_EXERCISE TASK_
Report how many lines contain the word "image"; answer with the number only.

(Data records)
>> START
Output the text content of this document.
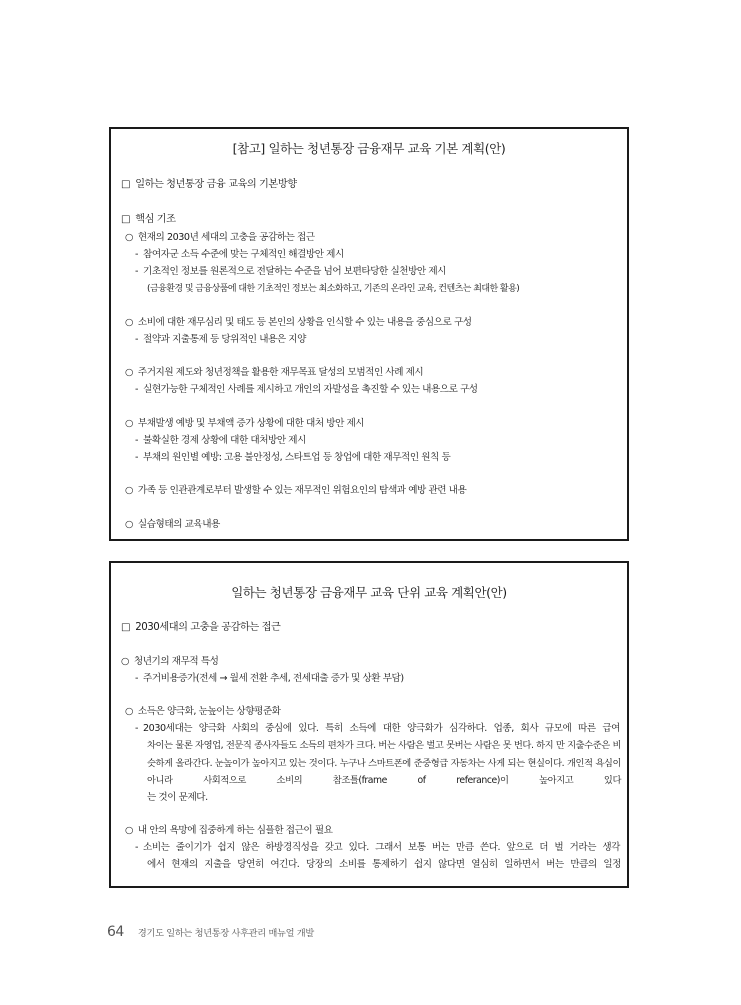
[참고] 일하는 청년통장 금융재무 교육 기본 계획(안)
□ 일하는 청년통장 금융 교육의 기본방향
□ 핵심 기조
○ 현재의 2030년 세대의 고충을 공감하는 접근
- 참여자군 소득 수준에 맞는 구체적인 해결방안 제시
- 기초적인 정보를 원론적으로 전달하는 수준을 넘어 보편타당한 실천방안 제시
(금융환경 및 금융상품에 대한 기초적인 정보는 최소화하고, 기존의 온라인 교육, 컨텐츠는 최대한 활용)
○ 소비에 대한 재무심리 및 태도 등 본인의 상황을 인식할 수 있는 내용을 중심으로 구성
- 절약과 지출통제 등 당위적인 내용은 지양
○ 주거지원 제도와 청년정책을 활용한 재무목표 달성의 모범적인 사례 제시
- 실현가능한 구체적인 사례를 제시하고 개인의 자발성을 촉진할 수 있는 내용으로 구성
○ 부채발생 예방 및 부채액 증가 상황에 대한 대처 방안 제시
- 불확실한 경제 상황에 대한 대처방안 제시
- 부채의 원인별 예방: 고용 불안정성, 스타트업 등 창업에 대한 재무적인 원칙 등
○ 가족 등 인관관계로부터 발생할 수 있는 재무적인 위험요인의 탐색과 예방 관련 내용
○ 실습형태의 교육내용
일하는 청년통장 금융재무 교육 단위 교육 계획안(안)
□ 2030세대의 고충을 공감하는 접근
○ 청년기의 재무적 특성
- 주거비용증가(전세 → 월세 전환 추세, 전세대출 증가 및 상환 부담)
○ 소득은 양극화, 눈높이는 상향평준화
- 2030세대는 양극화 사회의 중심에 있다. 특히 소득에 대한 양극화가 심각하다. 업종, 회사 규모에 따른 급여
차이는 물론 자영업, 전문직 종사자들도 소득의 편차가 크다. 버는 사람은 벌고 못버는 사람은 못 번다. 하지 만 지출수준은 비슷하게 올라간다. 눈높이가 높아지고 있는 것이다. 누구나 스마트폰에 준중형급 자동차는 사게 되는 현실이다. 개인적 욕심이 아니라 사회적으로 소비의 참조틀(frame of referance)이 높아지고 있다
는 것이 문제다.
○ 내 안의 욕망에 집중하게 하는 심플한 접근이 필요
- 소비는 줄이기가 쉽지 않은 하방경직성을 갖고 있다. 그래서 보통 버는 만큼 쓴다. 앞으로 더 벌 거라는 생각
에서 현재의 지출을 당연히 여긴다. 당장의 소비를 통제하기 쉽지 않다면 열심히 일하면서 버는 만큼의 일정
64 경기도 일하는 청년통장 사후관리 매뉴얼 개발
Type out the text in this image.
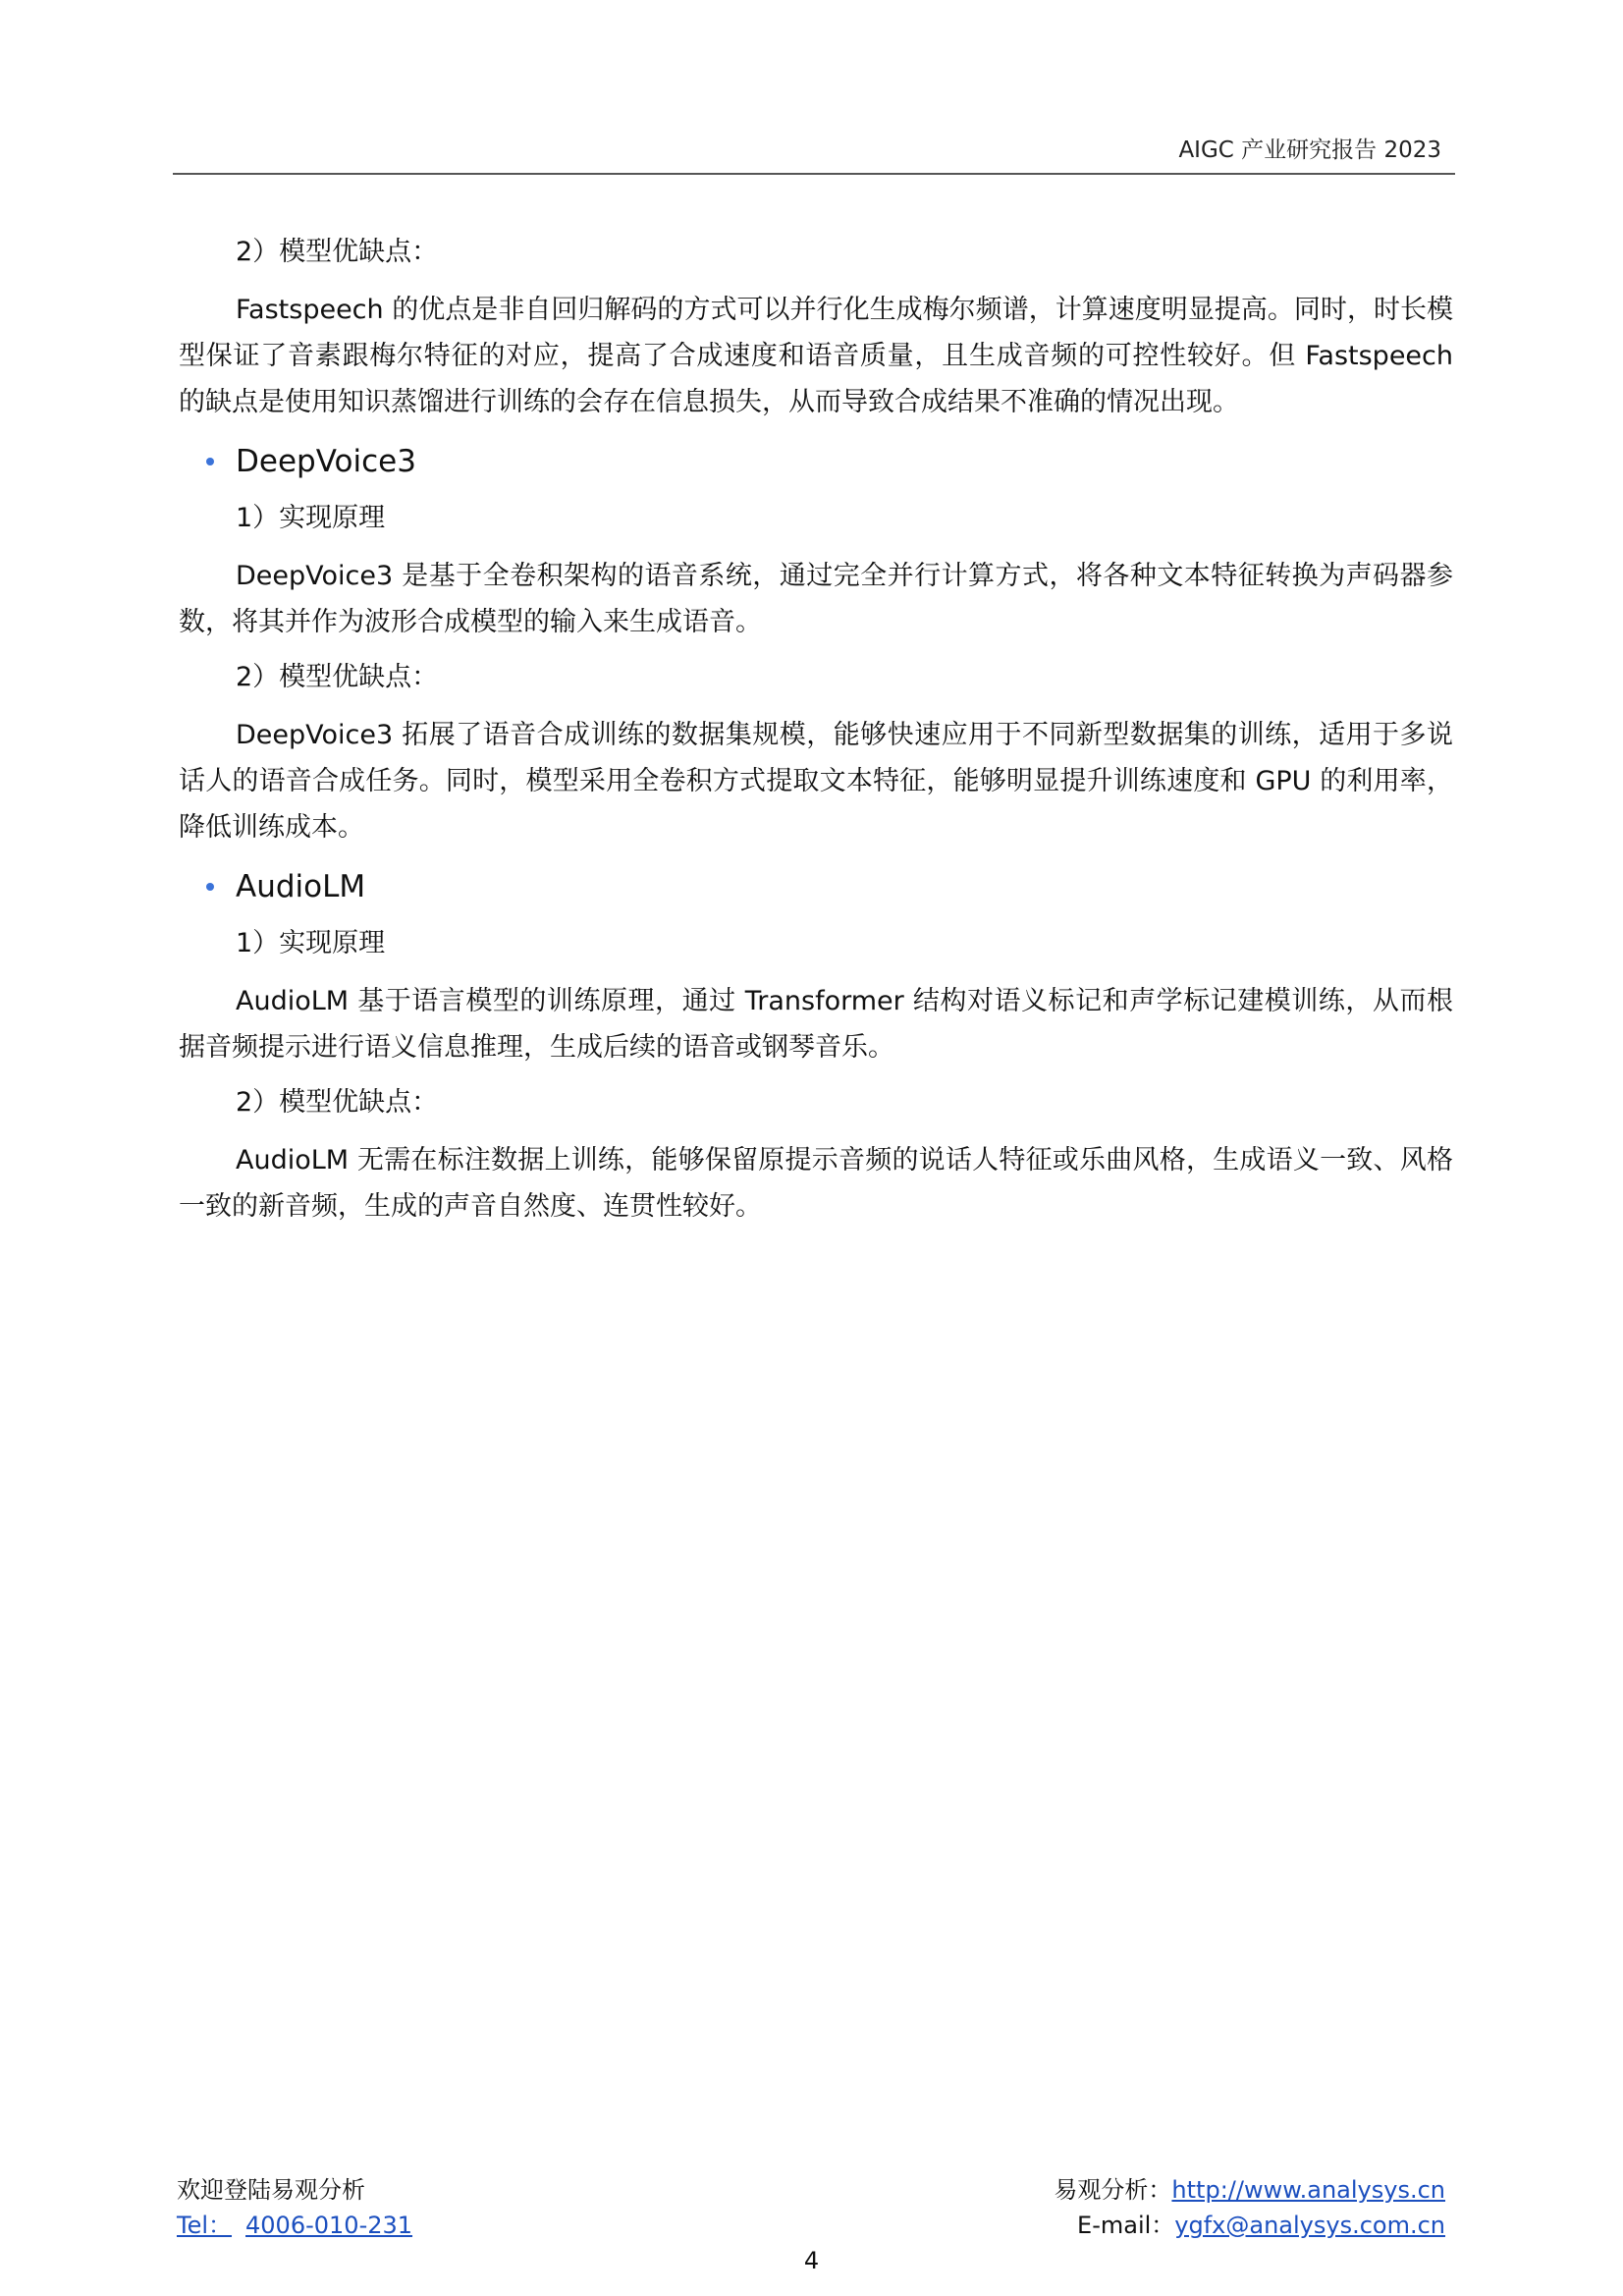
AIGC 产业研究报告 2023
2）模型优缺点：
Fastspeech 的优点是非自回归解码的方式可以并行化生成梅尔频谱，计算速度明显提高。同时，时长模型保证了音素跟梅尔特征的对应，提高了合成速度和语音质量，且生成音频的可控性较好。但 Fastspeech 的缺点是使用知识蒸馏进行训练的会存在信息损失，从而导致合成结果不准确的情况出现。
DeepVoice3
1）实现原理
DeepVoice3 是基于全卷积架构的语音系统，通过完全并行计算方式，将各种文本特征转换为声码器参数，将其并作为波形合成模型的输入来生成语音。
2）模型优缺点：
DeepVoice3 拓展了语音合成训练的数据集规模，能够快速应用于不同新型数据集的训练，适用于多说话人的语音合成任务。同时，模型采用全卷积方式提取文本特征，能够明显提升训练速度和 GPU 的利用率，降低训练成本。
AudioLM
1）实现原理
AudioLM 基于语言模型的训练原理，通过 Transformer 结构对语义标记和声学标记建模训练，从而根据音频提示进行语义信息推理，生成后续的语音或钢琴音乐。
2）模型优缺点：
AudioLM 无需在标注数据上训练，能够保留原提示音频的说话人特征或乐曲风格，生成语义一致、风格一致的新音频，生成的声音自然度、连贯性较好。
欢迎登陆易观分析
Tel： 4006-010-231
易观分析：http://www.analysys.cn
E-mail：ygfx@analysys.com.cn
4
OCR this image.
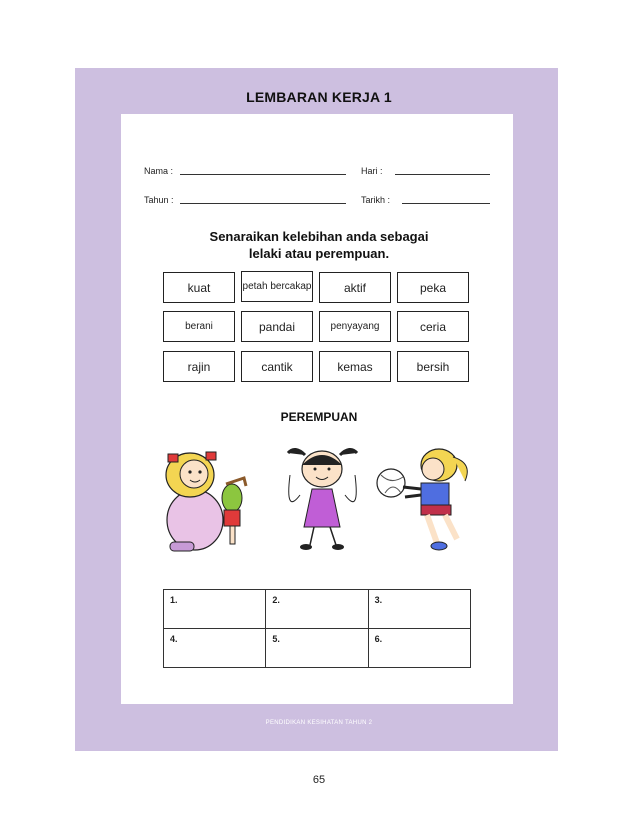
LEMBARAN KERJA 1
Nama :	Hari :
Tahun :	Tarikh :
Senaraikan kelebihan anda sebagai
lelaki atau perempuan.
kuat	petah bercakap	aktif	peka
berani	pandai	penyayang	ceria
rajin	cantik	kemas	bersih
PEREMPUAN
1.	2.	3.
4.	5.	6.
PENDIDIKAN KESIHATAN TAHUN 2
65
>> END
_ANSWER_
2